→ Required work
All of the entries need to be written out again, exactly as they are.

→ Dataset records

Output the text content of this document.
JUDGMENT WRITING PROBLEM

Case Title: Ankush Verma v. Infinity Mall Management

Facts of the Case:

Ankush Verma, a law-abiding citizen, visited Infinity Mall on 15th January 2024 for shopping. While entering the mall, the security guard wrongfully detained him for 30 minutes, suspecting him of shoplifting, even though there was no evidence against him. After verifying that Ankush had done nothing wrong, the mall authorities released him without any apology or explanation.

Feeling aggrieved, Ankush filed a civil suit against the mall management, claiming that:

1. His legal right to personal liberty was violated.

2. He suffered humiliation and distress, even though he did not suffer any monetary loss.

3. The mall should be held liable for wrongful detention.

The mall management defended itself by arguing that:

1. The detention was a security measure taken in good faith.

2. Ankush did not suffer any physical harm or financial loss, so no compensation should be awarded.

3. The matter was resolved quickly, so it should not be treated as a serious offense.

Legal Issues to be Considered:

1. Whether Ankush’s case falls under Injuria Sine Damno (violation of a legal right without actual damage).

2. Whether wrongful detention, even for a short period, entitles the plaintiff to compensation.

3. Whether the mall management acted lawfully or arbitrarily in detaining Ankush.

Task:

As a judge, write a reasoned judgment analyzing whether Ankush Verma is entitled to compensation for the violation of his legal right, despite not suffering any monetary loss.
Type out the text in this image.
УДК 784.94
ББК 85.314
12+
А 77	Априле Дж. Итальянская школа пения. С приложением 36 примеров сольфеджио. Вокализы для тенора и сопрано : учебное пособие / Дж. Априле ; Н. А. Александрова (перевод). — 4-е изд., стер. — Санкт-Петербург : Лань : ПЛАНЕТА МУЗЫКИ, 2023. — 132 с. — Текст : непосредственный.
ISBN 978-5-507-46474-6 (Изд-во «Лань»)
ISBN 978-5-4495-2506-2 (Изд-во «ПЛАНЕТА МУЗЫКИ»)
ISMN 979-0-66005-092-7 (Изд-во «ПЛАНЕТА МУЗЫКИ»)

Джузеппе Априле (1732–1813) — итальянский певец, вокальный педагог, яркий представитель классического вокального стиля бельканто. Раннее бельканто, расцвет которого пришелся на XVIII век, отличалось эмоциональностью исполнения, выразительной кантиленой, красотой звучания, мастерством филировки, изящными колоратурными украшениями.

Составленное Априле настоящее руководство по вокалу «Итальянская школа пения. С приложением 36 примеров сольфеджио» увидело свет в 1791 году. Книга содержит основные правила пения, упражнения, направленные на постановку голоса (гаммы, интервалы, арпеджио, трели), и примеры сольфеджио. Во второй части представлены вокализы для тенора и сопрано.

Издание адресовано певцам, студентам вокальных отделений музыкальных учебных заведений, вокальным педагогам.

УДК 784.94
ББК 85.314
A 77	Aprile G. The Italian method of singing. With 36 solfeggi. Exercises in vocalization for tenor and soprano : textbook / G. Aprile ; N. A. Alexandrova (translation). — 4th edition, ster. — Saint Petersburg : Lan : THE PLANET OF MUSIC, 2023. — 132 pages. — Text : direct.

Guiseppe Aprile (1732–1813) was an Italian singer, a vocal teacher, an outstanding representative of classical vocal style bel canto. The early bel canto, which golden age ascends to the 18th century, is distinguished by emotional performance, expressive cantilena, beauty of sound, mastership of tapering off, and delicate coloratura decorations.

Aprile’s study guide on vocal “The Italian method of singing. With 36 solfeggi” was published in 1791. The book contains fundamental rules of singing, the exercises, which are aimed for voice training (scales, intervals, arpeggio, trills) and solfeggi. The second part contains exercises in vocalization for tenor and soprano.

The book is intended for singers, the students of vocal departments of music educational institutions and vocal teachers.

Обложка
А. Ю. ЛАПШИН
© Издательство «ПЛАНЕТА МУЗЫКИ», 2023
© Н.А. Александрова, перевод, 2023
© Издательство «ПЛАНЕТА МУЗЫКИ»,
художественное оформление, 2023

→ Solution
Output the text content of this document.
JUDGMENT WRITING PROBLEM

Case Title: Ankush Verma v. Infinity Mall Management

Facts of the Case:

Ankush Verma, a law-abiding citizen, visited Infinity Mall on 15th January 2024 for shopping. While entering the mall, the security guard wrongfully detained him for 30 minutes, suspecting him of shoplifting, even though there was no evidence against him. After verifying that Ankush had done nothing wrong, the mall authorities released him without any apology or explanation.

Feeling aggrieved, Ankush filed a civil suit against the mall management, claiming that:

1. His legal right to personal liberty was violated.

2. He suffered humiliation and distress, even though he did not suffer any monetary loss.

3. The mall should be held liable for wrongful detention.

The mall management defended itself by arguing that:

1. The detention was a security measure taken in good faith.

2. Ankush did not suffer any physical harm or financial loss, so no compensation should be awarded.

3. The matter was resolved quickly, so it should not be treated as a serious offense.

Legal Issues to be Considered:

1. Whether Ankush’s case falls under Injuria Sine Damno (violation of a legal right without actual damage).

2. Whether wrongful detention, even for a short period, entitles the plaintiff to compensation.

3. Whether the mall management acted lawfully or arbitrarily in detaining Ankush.

Task:

As a judge, write a reasoned judgment analyzing whether Ankush Verma is entitled to compensation for the violation of his legal right, despite not suffering any monetary loss.
Type out the text in this image.
УДК 784.94
ББК 85.314
12+
А 77	Априле Дж. Итальянская школа пения. С приложением 36 примеров сольфеджио. Вокализы для тенора и сопрано : учебное пособие / Дж. Априле ; Н. А. Александрова (перевод). — 4-е изд., стер. — Санкт-Петербург : Лань : ПЛАНЕТА МУЗЫКИ, 2023. — 132 с. — Текст : непосредственный.
ISBN 978-5-507-46474-6 (Изд-во «Лань»)
ISBN 978-5-4495-2506-2 (Изд-во «ПЛАНЕТА МУЗЫКИ»)
ISMN 979-0-66005-092-7 (Изд-во «ПЛАНЕТА МУЗЫКИ»)

Джузеппе Априле (1732–1813) — итальянский певец, вокальный педагог, яркий представитель классического вокального стиля бельканто. Раннее бельканто, расцвет которого пришелся на XVIII век, отличалось эмоциональностью исполнения, выразительной кантиленой, красотой звучания, мастерством филировки, изящными колоратурными украшениями.

Составленное Априле настоящее руководство по вокалу «Итальянская школа пения. С приложением 36 примеров сольфеджио» увидело свет в 1791 году. Книга содержит основные правила пения, упражнения, направленные на постановку голоса (гаммы, интервалы, арпеджио, трели), и примеры сольфеджио. Во второй части представлены вокализы для тенора и сопрано.

Издание адресовано певцам, студентам вокальных отделений музыкальных учебных заведений, вокальным педагогам.

УДК 784.94
ББК 85.314
A 77	Aprile G. The Italian method of singing. With 36 solfeggi. Exercises in vocalization for tenor and soprano : textbook / G. Aprile ; N. A. Alexandrova (translation). — 4th edition, ster. — Saint Petersburg : Lan : THE PLANET OF MUSIC, 2023. — 132 pages. — Text : direct.

Guiseppe Aprile (1732–1813) was an Italian singer, a vocal teacher, an outstanding representative of classical vocal style bel canto. The early bel canto, which golden age ascends to the 18th century, is distinguished by emotional performance, expressive cantilena, beauty of sound, mastership of tapering off, and delicate coloratura decorations.

Aprile’s study guide on vocal “The Italian method of singing. With 36 solfeggi” was published in 1791. The book contains fundamental rules of singing, the exercises, which are aimed for voice training (scales, intervals, arpeggio, trills) and solfeggi. The second part contains exercises in vocalization for tenor and soprano.

The book is intended for singers, the students of vocal departments of music educational institutions and vocal teachers.

Обложка
А. Ю. ЛАПШИН
© Издательство «ПЛАНЕТА МУЗЫКИ», 2023
© Н.А. Александрова, перевод, 2023
© Издательство «ПЛАНЕТА МУЗЫКИ»,
художественное оформление, 2023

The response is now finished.